**Excerpted text:**
-----
How Tough is BYU’s Schedule?

The schedule is good. It’s not a non-conference schedule that is top 25 nationally, but that’s not a knock at all. BYU doesn’t need to schedule that tough. The schedule should be a top 75 type schedule depending on how teams finish. Arizona’s non-conference SOS was 34th last year, and I think this will be similar or slightly below that. BYU will have more Quad 4 games than Arizona did. The Wildcats were a 4 seed in the NCAA Tournament despite a similar Big 12 profile to BYU due to their non-conference strength of schedule.

BYU has more high quality games than they have ever gotten. The headline is two quality exhibitions and six games that will be Quad One or Quad Two. BYU wanted two quality exhibition games that would allow them to tinker with lineups and concepts early on without the fear of a dropping a game that counted. Nebraska will give them a road test and I expect North Carolina to be a sell out or close to it since BYU is playing a blue blood and it will be the chance for most fans to see the new team in person.

For the six Quad one/two games, UConn is a likely top 10 team, Wisconsin is a borderline preseason top 25 team, Clemson is a likely tourney team, Villanova is a name brand but is an unknown with a new coach, and BYU will be heavy favorites to win the Thanksgiving tourney in Orlando over Dayton, Miami, and Georgetown.

UConn will likely be the only game BYU is an underdog. BYU has a good chance to rack up some nice wins in non-conference and set them up for a high seed heading into Big 12 Tournament play. A win over UConn would give BYU a premier win in non-conference and let BYU dream about the possibility of chasing a top seed in the NCAA Tourney and running the table in non-conference. Below is how I rank the difficulty of BYU’s top non-conference games.
-----
**Dataset section:**
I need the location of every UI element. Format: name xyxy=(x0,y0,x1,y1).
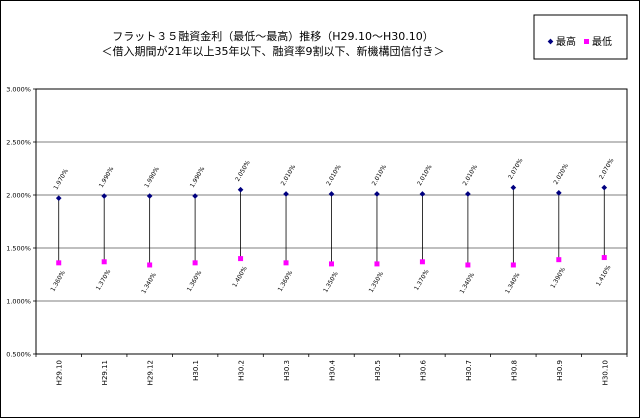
-----
**To be done:**
Repeat the excerpted text about BYU's schedule word for word, from its title to its final sentence.

**Answer to this problem:**
How Tough is BYU’s Schedule?

The schedule is good. It’s not a non-conference schedule that is top 25 nationally, but that’s not a knock at all. BYU doesn’t need to schedule that tough. The schedule should be a top 75 type schedule depending on how teams finish. Arizona’s non-conference SOS was 34th last year, and I think this will be similar or slightly below that. BYU will have more Quad 4 games than Arizona did. The Wildcats were a 4 seed in the NCAA Tournament despite a similar Big 12 profile to BYU due to their non-conference strength of schedule.

BYU has more high quality games than they have ever gotten. The headline is two quality exhibitions and six games that will be Quad One or Quad Two. BYU wanted two quality exhibition games that would allow them to tinker with lineups and concepts early on without the fear of a dropping a game that counted. Nebraska will give them a road test and I expect North Carolina to be a sell out or close to it since BYU is playing a blue blood and it will be the chance for most fans to see the new team in person.

For the six Quad one/two games, UConn is a likely top 10 team, Wisconsin is a borderline preseason top 25 team, Clemson is a likely tourney team, Villanova is a name brand but is an unknown with a new coach, and BYU will be heavy favorites to win the Thanksgiving tourney in Orlando over Dayton, Miami, and Georgetown.

UConn will likely be the only game BYU is an underdog. BYU has a good chance to rack up some nice wins in non-conference and set them up for a high seed heading into Big 12 Tournament play. A win over UConn would give BYU a premier win in non-conference and let BYU dream about the possibility of chasing a top seed in the NCAA Tourney and running the table in non-conference. Below is how I rank the difficulty of BYU’s top non-conference games.